╔══

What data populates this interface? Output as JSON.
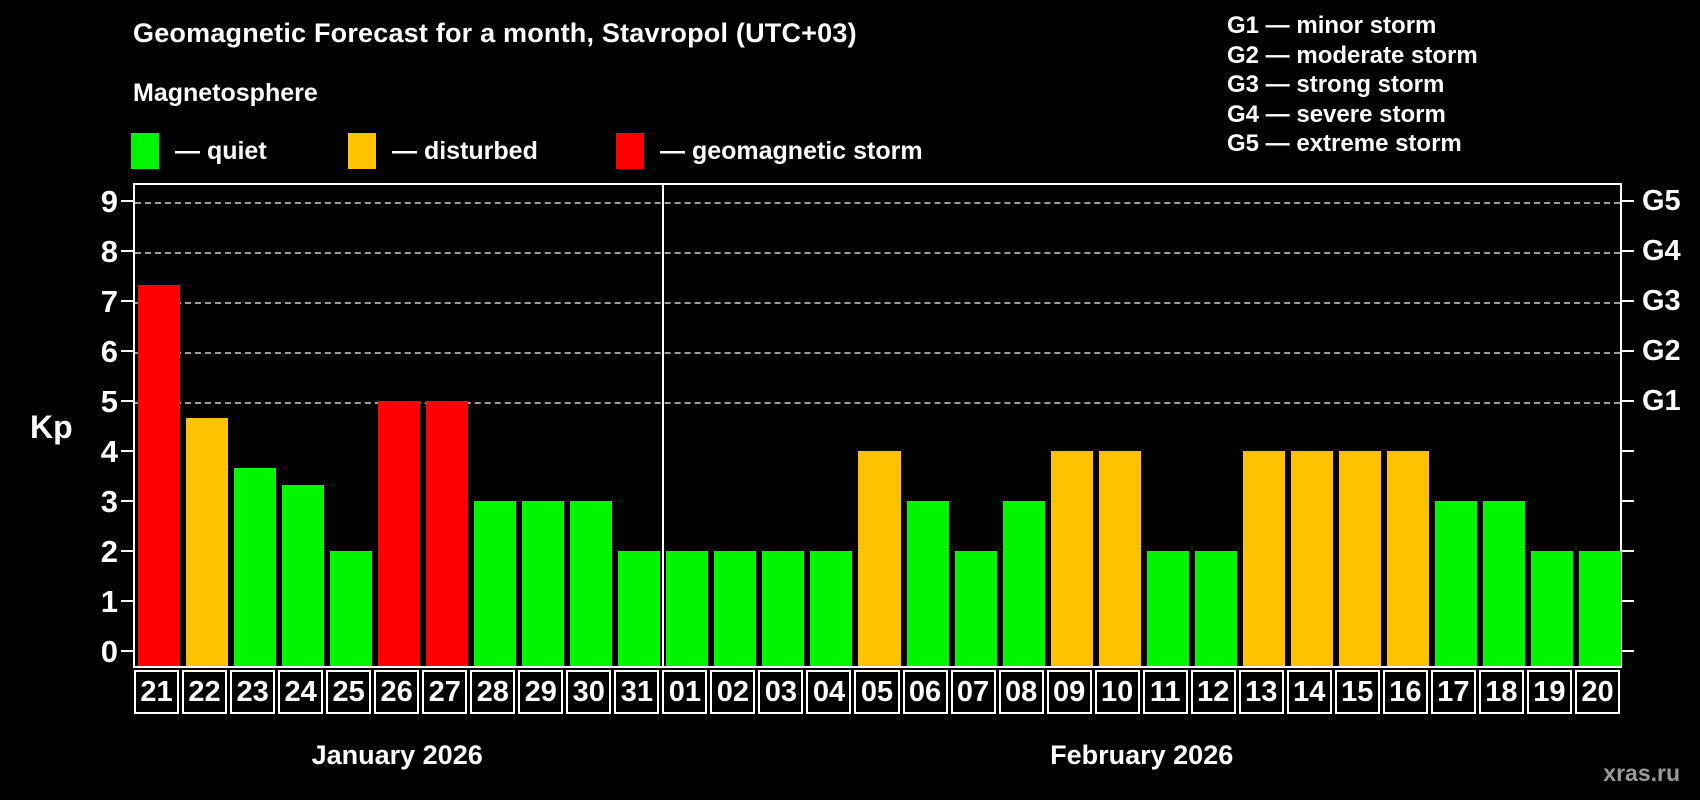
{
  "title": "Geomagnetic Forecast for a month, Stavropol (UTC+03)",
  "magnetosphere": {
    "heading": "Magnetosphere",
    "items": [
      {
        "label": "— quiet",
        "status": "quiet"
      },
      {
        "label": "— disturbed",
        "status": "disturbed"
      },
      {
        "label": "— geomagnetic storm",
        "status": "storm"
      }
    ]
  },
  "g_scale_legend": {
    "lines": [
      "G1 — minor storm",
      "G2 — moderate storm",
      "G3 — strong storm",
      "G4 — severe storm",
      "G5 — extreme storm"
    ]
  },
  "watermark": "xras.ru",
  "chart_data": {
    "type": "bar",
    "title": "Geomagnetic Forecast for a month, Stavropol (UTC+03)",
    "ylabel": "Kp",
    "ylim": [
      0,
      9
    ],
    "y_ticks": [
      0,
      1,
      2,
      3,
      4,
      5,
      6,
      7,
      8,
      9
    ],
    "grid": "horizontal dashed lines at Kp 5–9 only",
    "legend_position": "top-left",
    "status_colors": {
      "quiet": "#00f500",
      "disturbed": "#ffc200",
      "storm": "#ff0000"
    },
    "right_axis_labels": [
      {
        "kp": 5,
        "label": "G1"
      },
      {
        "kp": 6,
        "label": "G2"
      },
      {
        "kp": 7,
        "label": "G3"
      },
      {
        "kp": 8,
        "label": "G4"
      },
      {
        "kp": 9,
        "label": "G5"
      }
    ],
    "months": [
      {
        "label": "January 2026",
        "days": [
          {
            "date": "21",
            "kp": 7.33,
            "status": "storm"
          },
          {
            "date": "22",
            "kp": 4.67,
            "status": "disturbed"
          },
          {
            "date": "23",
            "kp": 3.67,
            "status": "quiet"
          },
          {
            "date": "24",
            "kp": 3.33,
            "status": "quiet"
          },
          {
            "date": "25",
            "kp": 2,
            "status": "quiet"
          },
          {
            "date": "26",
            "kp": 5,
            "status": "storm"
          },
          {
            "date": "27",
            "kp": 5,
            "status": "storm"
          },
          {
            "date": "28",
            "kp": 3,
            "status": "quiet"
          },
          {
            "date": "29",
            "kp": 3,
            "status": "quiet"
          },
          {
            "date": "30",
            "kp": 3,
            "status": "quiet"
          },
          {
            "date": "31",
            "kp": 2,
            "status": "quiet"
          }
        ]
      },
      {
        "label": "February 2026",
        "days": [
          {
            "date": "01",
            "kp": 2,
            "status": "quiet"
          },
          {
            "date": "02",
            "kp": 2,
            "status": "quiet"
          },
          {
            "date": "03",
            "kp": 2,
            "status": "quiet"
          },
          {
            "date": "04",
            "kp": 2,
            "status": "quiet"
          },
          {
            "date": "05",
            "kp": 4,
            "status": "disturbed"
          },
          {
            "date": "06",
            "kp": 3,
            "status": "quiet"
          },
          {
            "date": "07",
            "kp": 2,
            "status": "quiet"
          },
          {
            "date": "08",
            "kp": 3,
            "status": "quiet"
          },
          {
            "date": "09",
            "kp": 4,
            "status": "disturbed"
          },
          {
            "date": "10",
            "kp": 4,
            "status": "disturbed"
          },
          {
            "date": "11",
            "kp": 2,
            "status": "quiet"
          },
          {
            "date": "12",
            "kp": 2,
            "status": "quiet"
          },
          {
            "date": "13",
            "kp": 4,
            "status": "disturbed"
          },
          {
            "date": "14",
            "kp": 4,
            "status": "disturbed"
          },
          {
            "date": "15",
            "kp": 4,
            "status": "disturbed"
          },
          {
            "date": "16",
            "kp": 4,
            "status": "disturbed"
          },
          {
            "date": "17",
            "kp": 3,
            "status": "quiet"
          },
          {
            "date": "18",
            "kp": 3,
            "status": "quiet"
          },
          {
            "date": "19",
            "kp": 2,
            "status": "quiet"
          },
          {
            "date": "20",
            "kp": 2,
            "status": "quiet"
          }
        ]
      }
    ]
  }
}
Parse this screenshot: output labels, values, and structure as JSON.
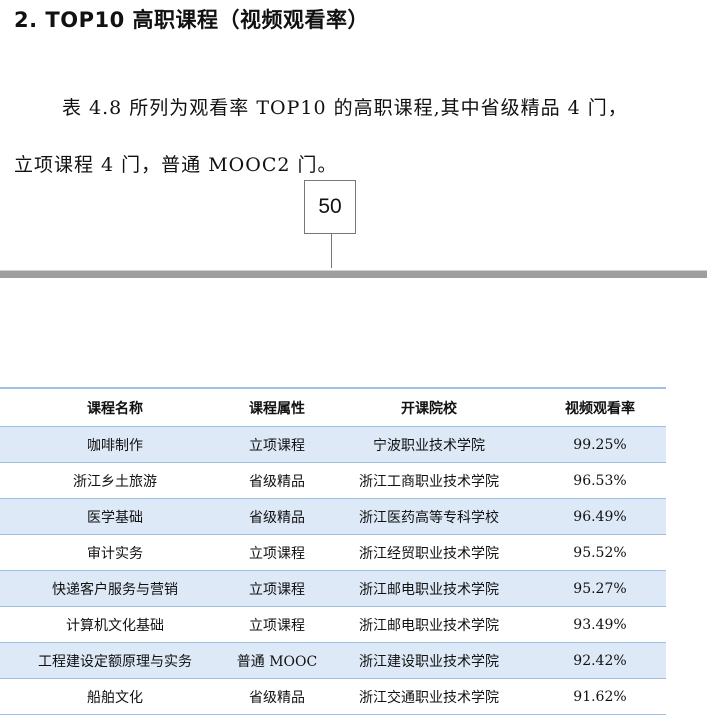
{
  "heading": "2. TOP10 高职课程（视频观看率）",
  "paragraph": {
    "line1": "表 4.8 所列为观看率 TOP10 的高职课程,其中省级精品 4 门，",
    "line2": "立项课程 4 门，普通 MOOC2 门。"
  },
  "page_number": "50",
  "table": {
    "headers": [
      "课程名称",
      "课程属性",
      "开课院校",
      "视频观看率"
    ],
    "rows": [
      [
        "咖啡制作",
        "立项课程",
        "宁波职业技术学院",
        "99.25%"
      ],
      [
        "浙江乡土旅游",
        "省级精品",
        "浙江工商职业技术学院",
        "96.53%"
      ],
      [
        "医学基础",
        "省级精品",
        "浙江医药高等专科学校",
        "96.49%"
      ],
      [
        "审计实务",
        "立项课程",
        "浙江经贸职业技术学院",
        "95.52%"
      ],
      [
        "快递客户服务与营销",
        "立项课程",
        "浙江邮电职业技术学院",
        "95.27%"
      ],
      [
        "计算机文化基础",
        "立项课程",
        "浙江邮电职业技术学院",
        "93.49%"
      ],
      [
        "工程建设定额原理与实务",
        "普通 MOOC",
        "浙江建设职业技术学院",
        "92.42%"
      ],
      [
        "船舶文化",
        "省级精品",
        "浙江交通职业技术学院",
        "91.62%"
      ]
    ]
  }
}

╚══

- Exercise
Write out each entry exactly as given, but skip the pictures.

- Solution for this task
What data populates this interface? Output as JSON.
{
  "title": "Geomagnetic Forecast for a month, Stavropol (UTC+03)",
  "magnetosphere": {
    "heading": "Magnetosphere",
    "items": [
      {
        "label": "— quiet",
        "status": "quiet"
      },
      {
        "label": "— disturbed",
        "status": "disturbed"
      },
      {
        "label": "— geomagnetic storm",
        "status": "storm"
      }
    ]
  },
  "g_scale_legend": {
    "lines": [
      "G1 — minor storm",
      "G2 — moderate storm",
      "G3 — strong storm",
      "G4 — severe storm",
      "G5 — extreme storm"
    ]
  },
  "watermark": "xras.ru",
  "chart_data": {
    "type": "bar",
    "title": "Geomagnetic Forecast for a month, Stavropol (UTC+03)",
    "ylabel": "Kp",
    "ylim": [
      0,
      9
    ],
    "y_ticks": [
      0,
      1,
      2,
      3,
      4,
      5,
      6,
      7,
      8,
      9
    ],
    "grid": "horizontal dashed lines at Kp 5–9 only",
    "legend_position": "top-left",
    "status_colors": {
      "quiet": "#00f500",
      "disturbed": "#ffc200",
      "storm": "#ff0000"
    },
    "right_axis_labels": [
      {
        "kp": 5,
        "label": "G1"
      },
      {
        "kp": 6,
        "label": "G2"
      },
      {
        "kp": 7,
        "label": "G3"
      },
      {
        "kp": 8,
        "label": "G4"
      },
      {
        "kp": 9,
        "label": "G5"
      }
    ],
    "months": [
      {
        "label": "January 2026",
        "days": [
          {
            "date": "21",
            "kp": 7.33,
            "status": "storm"
          },
          {
            "date": "22",
            "kp": 4.67,
            "status": "disturbed"
          },
          {
            "date": "23",
            "kp": 3.67,
            "status": "quiet"
          },
          {
            "date": "24",
            "kp": 3.33,
            "status": "quiet"
          },
          {
            "date": "25",
            "kp": 2,
            "status": "quiet"
          },
          {
            "date": "26",
            "kp": 5,
            "status": "storm"
          },
          {
            "date": "27",
            "kp": 5,
            "status": "storm"
          },
          {
            "date": "28",
            "kp": 3,
            "status": "quiet"
          },
          {
            "date": "29",
            "kp": 3,
            "status": "quiet"
          },
          {
            "date": "30",
            "kp": 3,
            "status": "quiet"
          },
          {
            "date": "31",
            "kp": 2,
            "status": "quiet"
          }
        ]
      },
      {
        "label": "February 2026",
        "days": [
          {
            "date": "01",
            "kp": 2,
            "status": "quiet"
          },
          {
            "date": "02",
            "kp": 2,
            "status": "quiet"
          },
          {
            "date": "03",
            "kp": 2,
            "status": "quiet"
          },
          {
            "date": "04",
            "kp": 2,
            "status": "quiet"
          },
          {
            "date": "05",
            "kp": 4,
            "status": "disturbed"
          },
          {
            "date": "06",
            "kp": 3,
            "status": "quiet"
          },
          {
            "date": "07",
            "kp": 2,
            "status": "quiet"
          },
          {
            "date": "08",
            "kp": 3,
            "status": "quiet"
          },
          {
            "date": "09",
            "kp": 4,
            "status": "disturbed"
          },
          {
            "date": "10",
            "kp": 4,
            "status": "disturbed"
          },
          {
            "date": "11",
            "kp": 2,
            "status": "quiet"
          },
          {
            "date": "12",
            "kp": 2,
            "status": "quiet"
          },
          {
            "date": "13",
            "kp": 4,
            "status": "disturbed"
          },
          {
            "date": "14",
            "kp": 4,
            "status": "disturbed"
          },
          {
            "date": "15",
            "kp": 4,
            "status": "disturbed"
          },
          {
            "date": "16",
            "kp": 4,
            "status": "disturbed"
          },
          {
            "date": "17",
            "kp": 3,
            "status": "quiet"
          },
          {
            "date": "18",
            "kp": 3,
            "status": "quiet"
          },
          {
            "date": "19",
            "kp": 2,
            "status": "quiet"
          },
          {
            "date": "20",
            "kp": 2,
            "status": "quiet"
          }
        ]
      }
    ]
  }
}
Parse this screenshot: output labels, values, and structure as JSON.
{
  "heading": "2. TOP10 高职课程（视频观看率）",
  "paragraph": {
    "line1": "表 4.8 所列为观看率 TOP10 的高职课程,其中省级精品 4 门，",
    "line2": "立项课程 4 门，普通 MOOC2 门。"
  },
  "page_number": "50",
  "table": {
    "headers": [
      "课程名称",
      "课程属性",
      "开课院校",
      "视频观看率"
    ],
    "rows": [
      [
        "咖啡制作",
        "立项课程",
        "宁波职业技术学院",
        "99.25%"
      ],
      [
        "浙江乡土旅游",
        "省级精品",
        "浙江工商职业技术学院",
        "96.53%"
      ],
      [
        "医学基础",
        "省级精品",
        "浙江医药高等专科学校",
        "96.49%"
      ],
      [
        "审计实务",
        "立项课程",
        "浙江经贸职业技术学院",
        "95.52%"
      ],
      [
        "快递客户服务与营销",
        "立项课程",
        "浙江邮电职业技术学院",
        "95.27%"
      ],
      [
        "计算机文化基础",
        "立项课程",
        "浙江邮电职业技术学院",
        "93.49%"
      ],
      [
        "工程建设定额原理与实务",
        "普通 MOOC",
        "浙江建设职业技术学院",
        "92.42%"
      ],
      [
        "船舶文化",
        "省级精品",
        "浙江交通职业技术学院",
        "91.62%"
      ]
    ]
  }
}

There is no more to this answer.